• **Task goal**: How many lines below hold the string "rRNA"? Report that number alone.

*** Records for this exercise ***

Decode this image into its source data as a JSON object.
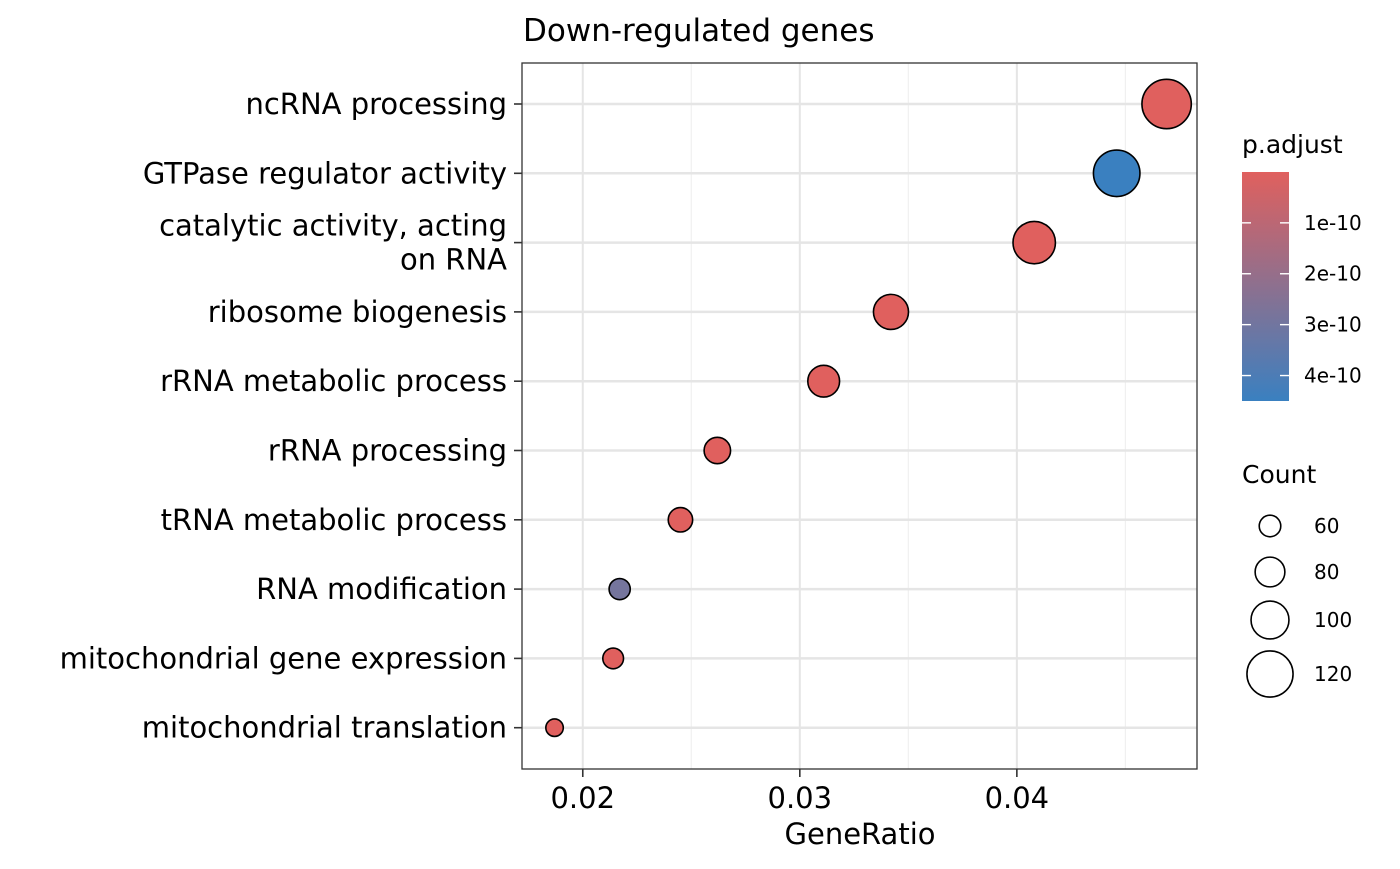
{
  "chart_data": {
    "type": "scatter",
    "title": "Down-regulated genes",
    "xlabel": "GeneRatio",
    "ylabel": "",
    "xlim": [
      0.0172,
      0.0483
    ],
    "x_ticks": [
      0.02,
      0.03,
      0.04
    ],
    "x_tick_labels": [
      "0.02",
      "0.03",
      "0.04"
    ],
    "grid": true,
    "categories": [
      [
        "ncRNA processing"
      ],
      [
        "GTPase regulator activity"
      ],
      [
        "catalytic activity, acting",
        "on RNA"
      ],
      [
        "ribosome biogenesis"
      ],
      [
        "rRNA metabolic process"
      ],
      [
        "rRNA processing"
      ],
      [
        "tRNA metabolic process"
      ],
      [
        "RNA modification"
      ],
      [
        "mitochondrial gene expression"
      ],
      [
        "mitochondrial translation"
      ]
    ],
    "points": [
      {
        "x": 0.0469,
        "count": 128,
        "p_adjust": 1e-13
      },
      {
        "x": 0.0446,
        "count": 121,
        "p_adjust": 4.5e-10
      },
      {
        "x": 0.0408,
        "count": 111,
        "p_adjust": 1e-13
      },
      {
        "x": 0.0342,
        "count": 93,
        "p_adjust": 1e-13
      },
      {
        "x": 0.0311,
        "count": 85,
        "p_adjust": 1e-13
      },
      {
        "x": 0.0262,
        "count": 72,
        "p_adjust": 1e-13
      },
      {
        "x": 0.0245,
        "count": 67,
        "p_adjust": 1e-13
      },
      {
        "x": 0.0217,
        "count": 59,
        "p_adjust": 2.9e-10
      },
      {
        "x": 0.0214,
        "count": 58,
        "p_adjust": 1e-13
      },
      {
        "x": 0.0187,
        "count": 50,
        "p_adjust": 1e-13
      }
    ],
    "color_legend": {
      "title": "p.adjust",
      "ticks": [
        1e-10,
        2e-10,
        3e-10,
        4e-10
      ],
      "tick_labels": [
        "1e-10",
        "2e-10",
        "3e-10",
        "4e-10"
      ],
      "range": [
        1e-13,
        4.5e-10
      ],
      "low_color": "#e0605e",
      "high_color": "#3a80c0"
    },
    "size_legend": {
      "title": "Count",
      "values": [
        60,
        80,
        100,
        120
      ],
      "labels": [
        "60",
        "80",
        "100",
        "120"
      ]
    }
  }
}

*** End of Records for this exercise ***

• **Output for this exercise**: 2